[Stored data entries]
------------------------------------------------------------------------
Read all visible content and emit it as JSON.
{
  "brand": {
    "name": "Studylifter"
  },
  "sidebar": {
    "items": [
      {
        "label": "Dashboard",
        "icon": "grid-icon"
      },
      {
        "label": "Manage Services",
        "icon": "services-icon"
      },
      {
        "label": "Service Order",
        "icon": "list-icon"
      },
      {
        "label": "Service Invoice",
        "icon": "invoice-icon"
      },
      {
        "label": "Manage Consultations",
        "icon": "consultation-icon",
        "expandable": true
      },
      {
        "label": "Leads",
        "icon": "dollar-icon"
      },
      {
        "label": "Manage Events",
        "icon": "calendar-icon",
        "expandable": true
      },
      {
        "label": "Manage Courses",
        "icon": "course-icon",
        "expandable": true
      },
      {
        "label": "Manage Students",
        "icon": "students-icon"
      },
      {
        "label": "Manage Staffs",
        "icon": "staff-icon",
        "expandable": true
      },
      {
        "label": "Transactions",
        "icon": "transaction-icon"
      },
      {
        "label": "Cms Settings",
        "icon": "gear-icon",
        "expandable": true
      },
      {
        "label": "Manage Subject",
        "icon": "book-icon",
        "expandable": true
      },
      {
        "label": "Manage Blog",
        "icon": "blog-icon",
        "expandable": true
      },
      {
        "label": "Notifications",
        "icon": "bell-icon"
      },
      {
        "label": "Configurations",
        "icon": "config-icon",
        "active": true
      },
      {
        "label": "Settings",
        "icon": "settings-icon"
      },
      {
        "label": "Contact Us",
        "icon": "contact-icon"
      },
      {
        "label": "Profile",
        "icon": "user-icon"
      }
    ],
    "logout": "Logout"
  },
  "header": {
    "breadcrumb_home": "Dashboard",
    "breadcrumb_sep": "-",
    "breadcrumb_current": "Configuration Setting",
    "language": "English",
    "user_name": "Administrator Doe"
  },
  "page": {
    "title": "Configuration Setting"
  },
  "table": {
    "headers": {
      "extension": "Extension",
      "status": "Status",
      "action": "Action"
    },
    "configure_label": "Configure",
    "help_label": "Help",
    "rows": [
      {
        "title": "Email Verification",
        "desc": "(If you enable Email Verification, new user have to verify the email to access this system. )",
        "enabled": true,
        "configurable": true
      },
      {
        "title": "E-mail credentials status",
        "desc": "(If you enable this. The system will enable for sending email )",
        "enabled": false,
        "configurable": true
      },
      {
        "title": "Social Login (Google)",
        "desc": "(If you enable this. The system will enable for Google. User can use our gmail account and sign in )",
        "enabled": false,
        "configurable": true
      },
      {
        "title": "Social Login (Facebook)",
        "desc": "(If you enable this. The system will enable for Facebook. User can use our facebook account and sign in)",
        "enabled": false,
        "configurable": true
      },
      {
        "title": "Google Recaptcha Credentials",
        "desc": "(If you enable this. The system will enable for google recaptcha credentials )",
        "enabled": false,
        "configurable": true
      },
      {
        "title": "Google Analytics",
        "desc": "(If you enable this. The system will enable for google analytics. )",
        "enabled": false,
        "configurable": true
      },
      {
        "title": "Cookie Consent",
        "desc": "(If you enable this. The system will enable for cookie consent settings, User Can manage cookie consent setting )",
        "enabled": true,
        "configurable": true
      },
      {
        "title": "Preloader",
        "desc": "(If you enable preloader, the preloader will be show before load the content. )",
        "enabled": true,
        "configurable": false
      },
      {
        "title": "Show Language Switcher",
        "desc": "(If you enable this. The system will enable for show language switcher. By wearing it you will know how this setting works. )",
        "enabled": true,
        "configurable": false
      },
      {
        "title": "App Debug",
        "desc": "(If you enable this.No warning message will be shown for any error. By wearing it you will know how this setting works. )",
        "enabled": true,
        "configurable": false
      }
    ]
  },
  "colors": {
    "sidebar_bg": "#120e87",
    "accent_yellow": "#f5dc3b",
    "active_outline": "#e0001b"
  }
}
------------------------------------------------------------------------
- _Problem description_:
Send back every record, precisely as written.

- _Exercise output_:
Read all visible content and emit it as JSON.
{
  "brand": {
    "name": "Studylifter"
  },
  "sidebar": {
    "items": [
      {
        "label": "Dashboard",
        "icon": "grid-icon"
      },
      {
        "label": "Manage Services",
        "icon": "services-icon"
      },
      {
        "label": "Service Order",
        "icon": "list-icon"
      },
      {
        "label": "Service Invoice",
        "icon": "invoice-icon"
      },
      {
        "label": "Manage Consultations",
        "icon": "consultation-icon",
        "expandable": true
      },
      {
        "label": "Leads",
        "icon": "dollar-icon"
      },
      {
        "label": "Manage Events",
        "icon": "calendar-icon",
        "expandable": true
      },
      {
        "label": "Manage Courses",
        "icon": "course-icon",
        "expandable": true
      },
      {
        "label": "Manage Students",
        "icon": "students-icon"
      },
      {
        "label": "Manage Staffs",
        "icon": "staff-icon",
        "expandable": true
      },
      {
        "label": "Transactions",
        "icon": "transaction-icon"
      },
      {
        "label": "Cms Settings",
        "icon": "gear-icon",
        "expandable": true
      },
      {
        "label": "Manage Subject",
        "icon": "book-icon",
        "expandable": true
      },
      {
        "label": "Manage Blog",
        "icon": "blog-icon",
        "expandable": true
      },
      {
        "label": "Notifications",
        "icon": "bell-icon"
      },
      {
        "label": "Configurations",
        "icon": "config-icon",
        "active": true
      },
      {
        "label": "Settings",
        "icon": "settings-icon"
      },
      {
        "label": "Contact Us",
        "icon": "contact-icon"
      },
      {
        "label": "Profile",
        "icon": "user-icon"
      }
    ],
    "logout": "Logout"
  },
  "header": {
    "breadcrumb_home": "Dashboard",
    "breadcrumb_sep": "-",
    "breadcrumb_current": "Configuration Setting",
    "language": "English",
    "user_name": "Administrator Doe"
  },
  "page": {
    "title": "Configuration Setting"
  },
  "table": {
    "headers": {
      "extension": "Extension",
      "status": "Status",
      "action": "Action"
    },
    "configure_label": "Configure",
    "help_label": "Help",
    "rows": [
      {
        "title": "Email Verification",
        "desc": "(If you enable Email Verification, new user have to verify the email to access this system. )",
        "enabled": true,
        "configurable": true
      },
      {
        "title": "E-mail credentials status",
        "desc": "(If you enable this. The system will enable for sending email )",
        "enabled": false,
        "configurable": true
      },
      {
        "title": "Social Login (Google)",
        "desc": "(If you enable this. The system will enable for Google. User can use our gmail account and sign in )",
        "enabled": false,
        "configurable": true
      },
      {
        "title": "Social Login (Facebook)",
        "desc": "(If you enable this. The system will enable for Facebook. User can use our facebook account and sign in)",
        "enabled": false,
        "configurable": true
      },
      {
        "title": "Google Recaptcha Credentials",
        "desc": "(If you enable this. The system will enable for google recaptcha credentials )",
        "enabled": false,
        "configurable": true
      },
      {
        "title": "Google Analytics",
        "desc": "(If you enable this. The system will enable for google analytics. )",
        "enabled": false,
        "configurable": true
      },
      {
        "title": "Cookie Consent",
        "desc": "(If you enable this. The system will enable for cookie consent settings, User Can manage cookie consent setting )",
        "enabled": true,
        "configurable": true
      },
      {
        "title": "Preloader",
        "desc": "(If you enable preloader, the preloader will be show before load the content. )",
        "enabled": true,
        "configurable": false
      },
      {
        "title": "Show Language Switcher",
        "desc": "(If you enable this. The system will enable for show language switcher. By wearing it you will know how this setting works. )",
        "enabled": true,
        "configurable": false
      },
      {
        "title": "App Debug",
        "desc": "(If you enable this.No warning message will be shown for any error. By wearing it you will know how this setting works. )",
        "enabled": true,
        "configurable": false
      }
    ]
  },
  "colors": {
    "sidebar_bg": "#120e87",
    "accent_yellow": "#f5dc3b",
    "active_outline": "#e0001b"
  }
}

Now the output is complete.